(Collected data)
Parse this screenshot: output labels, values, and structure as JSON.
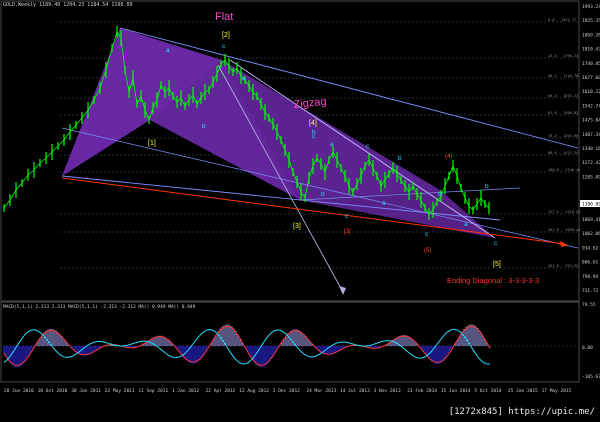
{
  "window": {
    "title": "GOLD,Weekly",
    "ohlc": "1189.40 1204.23 1184.54 1190.09"
  },
  "indicator": {
    "header": "MACD(5,1,1) 2.313 2.313  MACD(5,1,1) -2.313 -2.313  MA() 0.949  MA() 0.949"
  },
  "price_axis": {
    "labels": [
      "1993.24",
      "1925.35",
      "1869.26",
      "1810.43",
      "1740.85",
      "1677.60",
      "1610.22",
      "1542.74",
      "1475.04",
      "1407.34",
      "1340.16",
      "1272.42",
      "1205.89",
      "1190.09",
      "1137.12",
      "1069.41",
      "1002.06",
      "934.62",
      "866.61",
      "798.94",
      "731.72"
    ],
    "current": "1190.09"
  },
  "indicator_axis": {
    "labels": [
      "79.55",
      "0.00",
      "-105.6787"
    ]
  },
  "time_axis": {
    "labels": [
      "20 Jun 2010",
      "10 Oct 2010",
      "30 Jan 2011",
      "22 May 2011",
      "11 Sep 2011",
      "1 Jan 2012",
      "22 Apr 2012",
      "12 Aug 2012",
      "2 Dec 2012",
      "24 Mar 2013",
      "14 Jul 2013",
      "3 Nov 2013",
      "23 Feb 2014",
      "15 Jun 2014",
      "5 Oct 2014",
      "25 Jan 2015",
      "17 May 2015"
    ]
  },
  "fib_levels": [
    "0.0 - 1923.72",
    "23.6 - 1796.24",
    "38.2 - 1716.70",
    "50.0 - 1653.23",
    "61.8 - 1588.83",
    "76.4 - 1503.60",
    "88.6 - 1427.34",
    "100.0 - 1346.46",
    "127.2 - 1210.50",
    "161.8 - 1050.44",
    "261.8 - 923.53"
  ],
  "annotations": {
    "flat": "Flat",
    "zigzag": "Zigzag",
    "ending": "Ending Diagonal : 3-3-3-3-3",
    "w2": "[2]",
    "w1": "[1]",
    "w3": "[3]",
    "w4": "[4]",
    "w5": "[5]",
    "w3_red": "[3]",
    "w4_red": "(4)",
    "w5_red": "(5)",
    "a_labels": [
      "a",
      "a",
      "a",
      "a",
      "a"
    ],
    "b_labels": [
      "b",
      "b",
      "b",
      "b",
      "b",
      "b"
    ],
    "c_labels": [
      "c",
      "c",
      "c",
      "c",
      "c",
      "c"
    ]
  },
  "watermark": "[1272x845] https://upic.me/",
  "colors": {
    "background": "#000000",
    "candles": "#00ff00",
    "pattern_fill": "#7a2fc0",
    "channel": "#7f8fff",
    "trend_red": "#ff3300",
    "flat_label": "#ff44cc",
    "wave_yellow": "#ffff33",
    "wave_cyan": "#22ddff"
  }
}
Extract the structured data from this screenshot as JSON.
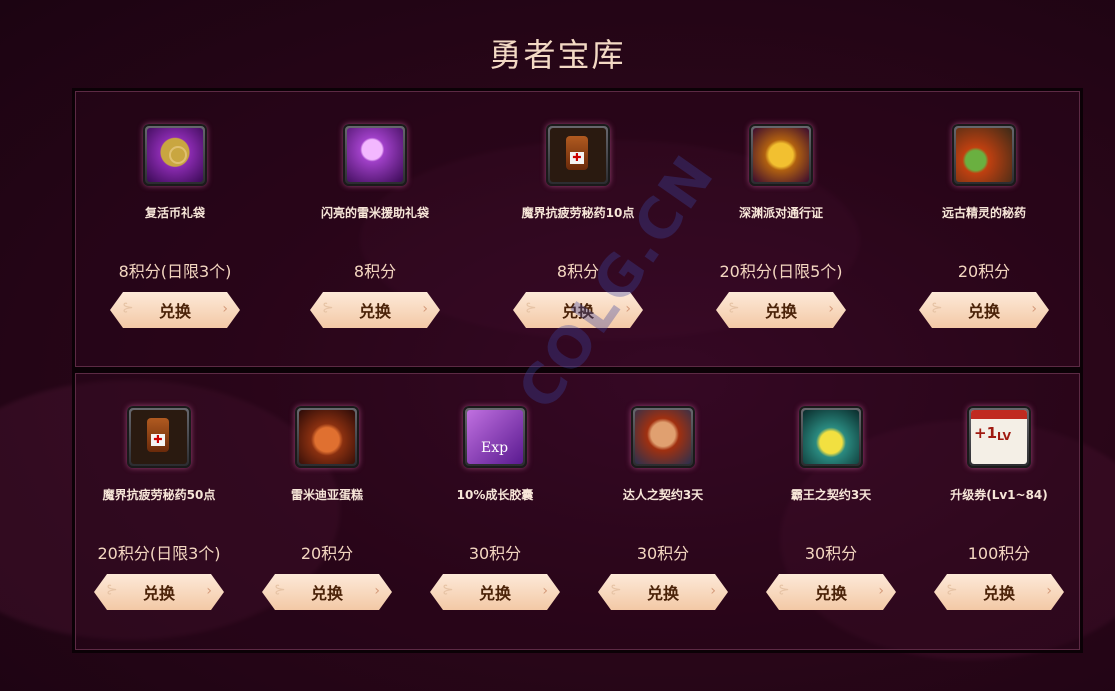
{
  "page": {
    "title": "勇者宝库"
  },
  "watermark": {
    "text": "COLG.CN"
  },
  "row1": [
    {
      "name": "复活币礼袋",
      "price": "8积分(日限3个)",
      "button": "兑换",
      "icon": "revive-coin-bag-icon",
      "color": "#6b1f86"
    },
    {
      "name": "闪亮的雷米援助礼袋",
      "price": "8积分",
      "button": "兑换",
      "icon": "shiny-remy-gift-bag-icon",
      "color": "#8a2aa0"
    },
    {
      "name": "魔界抗疲劳秘药10点",
      "price": "8积分",
      "button": "兑换",
      "icon": "fatigue-potion-icon",
      "color": "#2a1a10"
    },
    {
      "name": "深渊派对通行证",
      "price": "20积分(日限5个)",
      "button": "兑换",
      "icon": "abyss-pass-icon",
      "color": "#4a0f40"
    },
    {
      "name": "远古精灵的秘药",
      "price": "20积分",
      "button": "兑换",
      "icon": "ancient-elf-potion-icon",
      "color": "#3a2a18"
    }
  ],
  "row2": [
    {
      "name": "魔界抗疲劳秘药50点",
      "price": "20积分(日限3个)",
      "button": "兑换",
      "icon": "fatigue-potion-icon",
      "color": "#2a1a10"
    },
    {
      "name": "雷米迪亚蛋糕",
      "price": "20积分",
      "button": "兑换",
      "icon": "cake-icon",
      "color": "#3a1810"
    },
    {
      "name": "10%成长胶囊",
      "price": "30积分",
      "button": "兑换",
      "icon": "exp-capsule-icon",
      "color": "#7a2aa8"
    },
    {
      "name": "达人之契约3天",
      "price": "30积分",
      "button": "兑换",
      "icon": "expert-contract-icon",
      "color": "#3a4a6a"
    },
    {
      "name": "霸王之契约3天",
      "price": "30积分",
      "button": "兑换",
      "icon": "overlord-contract-icon",
      "color": "#1a4a4a"
    },
    {
      "name": "升级券(Lv1~84)",
      "price": "100积分",
      "button": "兑换",
      "icon": "level-up-ticket-icon",
      "color": "#f4efe6"
    }
  ]
}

REQUIRED TASK | Using the data above, print every line exactly, omitting pictures.

ANSWER |
Parse this screenshot: output labels, values, and structure as JSON.
{
  "window": {
    "title": "GOLD,Weekly",
    "ohlc": "1189.40 1204.23 1184.54 1190.09"
  },
  "indicator": {
    "header": "MACD(5,1,1) 2.313 2.313  MACD(5,1,1) -2.313 -2.313  MA() 0.949  MA() 0.949"
  },
  "price_axis": {
    "labels": [
      "1993.24",
      "1925.35",
      "1869.26",
      "1810.43",
      "1740.85",
      "1677.60",
      "1610.22",
      "1542.74",
      "1475.04",
      "1407.34",
      "1340.16",
      "1272.42",
      "1205.89",
      "1190.09",
      "1137.12",
      "1069.41",
      "1002.06",
      "934.62",
      "866.61",
      "798.94",
      "731.72"
    ],
    "current": "1190.09"
  },
  "indicator_axis": {
    "labels": [
      "79.55",
      "0.00",
      "-105.6787"
    ]
  },
  "time_axis": {
    "labels": [
      "20 Jun 2010",
      "10 Oct 2010",
      "30 Jan 2011",
      "22 May 2011",
      "11 Sep 2011",
      "1 Jan 2012",
      "22 Apr 2012",
      "12 Aug 2012",
      "2 Dec 2012",
      "24 Mar 2013",
      "14 Jul 2013",
      "3 Nov 2013",
      "23 Feb 2014",
      "15 Jun 2014",
      "5 Oct 2014",
      "25 Jan 2015",
      "17 May 2015"
    ]
  },
  "fib_levels": [
    "0.0 - 1923.72",
    "23.6 - 1796.24",
    "38.2 - 1716.70",
    "50.0 - 1653.23",
    "61.8 - 1588.83",
    "76.4 - 1503.60",
    "88.6 - 1427.34",
    "100.0 - 1346.46",
    "127.2 - 1210.50",
    "161.8 - 1050.44",
    "261.8 - 923.53"
  ],
  "annotations": {
    "flat": "Flat",
    "zigzag": "Zigzag",
    "ending": "Ending Diagonal : 3-3-3-3-3",
    "w2": "[2]",
    "w1": "[1]",
    "w3": "[3]",
    "w4": "[4]",
    "w5": "[5]",
    "w3_red": "[3]",
    "w4_red": "(4)",
    "w5_red": "(5)",
    "a_labels": [
      "a",
      "a",
      "a",
      "a",
      "a"
    ],
    "b_labels": [
      "b",
      "b",
      "b",
      "b",
      "b",
      "b"
    ],
    "c_labels": [
      "c",
      "c",
      "c",
      "c",
      "c",
      "c"
    ]
  },
  "watermark": "[1272x845] https://upic.me/",
  "colors": {
    "background": "#000000",
    "candles": "#00ff00",
    "pattern_fill": "#7a2fc0",
    "channel": "#7f8fff",
    "trend_red": "#ff3300",
    "flat_label": "#ff44cc",
    "wave_yellow": "#ffff33",
    "wave_cyan": "#22ddff"
  }
}
Extract the structured data from this screenshot as JSON.
{
  "page": {
    "title": "勇者宝库"
  },
  "watermark": {
    "text": "COLG.CN"
  },
  "row1": [
    {
      "name": "复活币礼袋",
      "price": "8积分(日限3个)",
      "button": "兑换",
      "icon": "revive-coin-bag-icon",
      "color": "#6b1f86"
    },
    {
      "name": "闪亮的雷米援助礼袋",
      "price": "8积分",
      "button": "兑换",
      "icon": "shiny-remy-gift-bag-icon",
      "color": "#8a2aa0"
    },
    {
      "name": "魔界抗疲劳秘药10点",
      "price": "8积分",
      "button": "兑换",
      "icon": "fatigue-potion-icon",
      "color": "#2a1a10"
    },
    {
      "name": "深渊派对通行证",
      "price": "20积分(日限5个)",
      "button": "兑换",
      "icon": "abyss-pass-icon",
      "color": "#4a0f40"
    },
    {
      "name": "远古精灵的秘药",
      "price": "20积分",
      "button": "兑换",
      "icon": "ancient-elf-potion-icon",
      "color": "#3a2a18"
    }
  ],
  "row2": [
    {
      "name": "魔界抗疲劳秘药50点",
      "price": "20积分(日限3个)",
      "button": "兑换",
      "icon": "fatigue-potion-icon",
      "color": "#2a1a10"
    },
    {
      "name": "雷米迪亚蛋糕",
      "price": "20积分",
      "button": "兑换",
      "icon": "cake-icon",
      "color": "#3a1810"
    },
    {
      "name": "10%成长胶囊",
      "price": "30积分",
      "button": "兑换",
      "icon": "exp-capsule-icon",
      "color": "#7a2aa8"
    },
    {
      "name": "达人之契约3天",
      "price": "30积分",
      "button": "兑换",
      "icon": "expert-contract-icon",
      "color": "#3a4a6a"
    },
    {
      "name": "霸王之契约3天",
      "price": "30积分",
      "button": "兑换",
      "icon": "overlord-contract-icon",
      "color": "#1a4a4a"
    },
    {
      "name": "升级券(Lv1~84)",
      "price": "100积分",
      "button": "兑换",
      "icon": "level-up-ticket-icon",
      "color": "#f4efe6"
    }
  ]
}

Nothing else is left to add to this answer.